------ Text for analysis ------

The experience of Kodukant, the main Estonian organisation of local groups and communities working for the rural countryside

Rural topic(s): Civic engagement, local governance and dialogue, Development of rural territories

Type: Success story

Date of writing: May 15, 2009

Author(s) of this page: Marina GUEDON

Organization(s): Kodukant (the Estonian Village Movement)


Margus Vain, a board member for the Estonian Village Association Kodukant explains how the movement organises its members to make rural voices heard by national decision makers. He explains how the arrangement helps build better policies for those in rural areas, helping them live sustainable lives, to build networks and to look after the countryside.


Regional background and project objectives

Decades of occupation had left Estonian villages and rural people devastated. Structural changes in the transition from a central planning system to market economy had huge consequences for the structure of Estonia’s rural settlements with increased poverty, unemployment, limited growth of services and depopulation of rural areas The movement Kodukant started in late 1991, when some enthusiasts of country life from Estonia established contact with the national village initiatives in Sweden, called « All Sweden Shall Live ». The motivation was to improve the conditions in the countryside.

------

Continue the account of Kodukant and the Estonian village movement, picking up after its last sentence.

------ Records supplied ------

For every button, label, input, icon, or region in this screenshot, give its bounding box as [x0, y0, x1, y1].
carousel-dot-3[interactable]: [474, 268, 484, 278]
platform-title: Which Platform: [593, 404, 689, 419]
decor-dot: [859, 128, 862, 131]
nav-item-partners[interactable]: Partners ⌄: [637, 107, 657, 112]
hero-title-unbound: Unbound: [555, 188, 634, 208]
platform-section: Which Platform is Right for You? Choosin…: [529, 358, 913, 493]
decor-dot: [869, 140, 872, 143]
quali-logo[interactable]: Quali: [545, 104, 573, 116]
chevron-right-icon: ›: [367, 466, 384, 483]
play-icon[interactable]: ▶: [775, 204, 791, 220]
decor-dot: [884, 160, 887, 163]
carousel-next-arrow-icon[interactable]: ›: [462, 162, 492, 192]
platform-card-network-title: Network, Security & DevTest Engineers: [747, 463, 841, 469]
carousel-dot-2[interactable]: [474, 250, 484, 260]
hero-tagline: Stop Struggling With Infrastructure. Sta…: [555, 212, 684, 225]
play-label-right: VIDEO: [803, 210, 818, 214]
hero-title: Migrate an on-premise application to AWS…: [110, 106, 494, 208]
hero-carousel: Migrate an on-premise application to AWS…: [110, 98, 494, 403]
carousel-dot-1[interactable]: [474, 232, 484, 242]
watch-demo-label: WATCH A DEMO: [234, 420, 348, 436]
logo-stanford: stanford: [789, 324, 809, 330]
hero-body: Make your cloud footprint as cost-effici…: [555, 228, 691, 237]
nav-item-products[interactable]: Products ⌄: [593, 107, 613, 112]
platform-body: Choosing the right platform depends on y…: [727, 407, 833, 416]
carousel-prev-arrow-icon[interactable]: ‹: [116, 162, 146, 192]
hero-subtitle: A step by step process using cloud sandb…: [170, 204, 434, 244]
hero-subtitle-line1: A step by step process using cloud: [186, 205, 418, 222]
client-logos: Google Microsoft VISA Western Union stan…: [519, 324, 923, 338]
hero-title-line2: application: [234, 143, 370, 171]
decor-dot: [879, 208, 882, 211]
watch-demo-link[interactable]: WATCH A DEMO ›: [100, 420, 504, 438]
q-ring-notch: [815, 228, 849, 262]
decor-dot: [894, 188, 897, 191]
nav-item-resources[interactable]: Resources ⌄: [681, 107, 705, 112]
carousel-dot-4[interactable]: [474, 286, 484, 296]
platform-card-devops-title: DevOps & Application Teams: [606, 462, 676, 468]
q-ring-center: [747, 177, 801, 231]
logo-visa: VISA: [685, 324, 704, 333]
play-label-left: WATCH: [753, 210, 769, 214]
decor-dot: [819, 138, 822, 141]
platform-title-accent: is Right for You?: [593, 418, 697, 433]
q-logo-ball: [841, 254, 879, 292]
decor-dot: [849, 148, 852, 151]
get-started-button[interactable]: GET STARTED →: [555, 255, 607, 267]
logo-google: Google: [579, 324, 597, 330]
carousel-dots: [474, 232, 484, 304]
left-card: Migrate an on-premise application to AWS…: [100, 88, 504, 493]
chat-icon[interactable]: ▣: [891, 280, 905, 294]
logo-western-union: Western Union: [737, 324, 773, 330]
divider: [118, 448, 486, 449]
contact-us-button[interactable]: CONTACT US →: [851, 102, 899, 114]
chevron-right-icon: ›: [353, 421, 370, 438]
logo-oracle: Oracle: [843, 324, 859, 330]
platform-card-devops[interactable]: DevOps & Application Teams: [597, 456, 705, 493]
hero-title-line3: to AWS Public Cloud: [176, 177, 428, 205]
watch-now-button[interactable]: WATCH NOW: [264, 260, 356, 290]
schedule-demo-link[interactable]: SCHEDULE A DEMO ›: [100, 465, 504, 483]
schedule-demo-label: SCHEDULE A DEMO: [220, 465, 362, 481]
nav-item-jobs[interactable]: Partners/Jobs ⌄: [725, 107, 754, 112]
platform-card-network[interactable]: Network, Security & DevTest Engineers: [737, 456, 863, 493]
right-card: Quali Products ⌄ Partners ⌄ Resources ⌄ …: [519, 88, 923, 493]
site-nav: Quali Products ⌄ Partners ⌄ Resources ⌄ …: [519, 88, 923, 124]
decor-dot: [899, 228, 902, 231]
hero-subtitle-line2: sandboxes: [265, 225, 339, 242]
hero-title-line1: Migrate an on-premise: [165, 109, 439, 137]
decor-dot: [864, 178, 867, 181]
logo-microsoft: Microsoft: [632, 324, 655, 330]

------

Exercise result.
Initiators of the project, organisational form

Two counties, Viljandi and Rapla county, were selected as pilot counties, supported by their twin counties in Sweden as the pilot of “moving villages”, with the The Swedish Village Movement.

The success of the pilot projects soon became known among other villages in Estonia and several county organizations of village movement were registered as legal NGOs. The idea was taken to the government and parliament, making them realise that Estonian needed its own Estonian village development programme.

In 1996 a programme to support local village projects could be started and several County organisations were launched. This same year, the first Rural Parliament of Estonian villages assembled. Workgroup discussions ended with the decision to found an organisation called Kodukant, which was officially formed on 9 October 1997.

Kodukant is in 2009, an association of non-governmental organisations, structured at 3 levels:

  • 1 National Association made up of the County Associations and 8 other NGOs,

  • 15 independent County Associations, one in each Estonian county

  • and Village Associations. It now has about 5000 members.

The organisation’s aim is to support rural communities in their local initiatives, to support small entrepreneurship, to create and maintain networks on different geographical and administrative levels (from local to international) and to influence policy, opening up the views and needs of small rural communities to the distant policy-makers.Issues are raised by the members of the organization.

Project activities with respect to sustainable development.

a. Participation, a core element of the organisation:

Kodukant has a local office in 14 counties of Estonia. Each one corresponds with NGO’s and organizations in its own county for arranging eligible events in different fields (education, discussions, study tours etc.). The county organizations also act as councillors to the Ministry of Agriculture in specific questions by collecting proposals and ideas, which the Board of Kodukant delivers to the Ministry.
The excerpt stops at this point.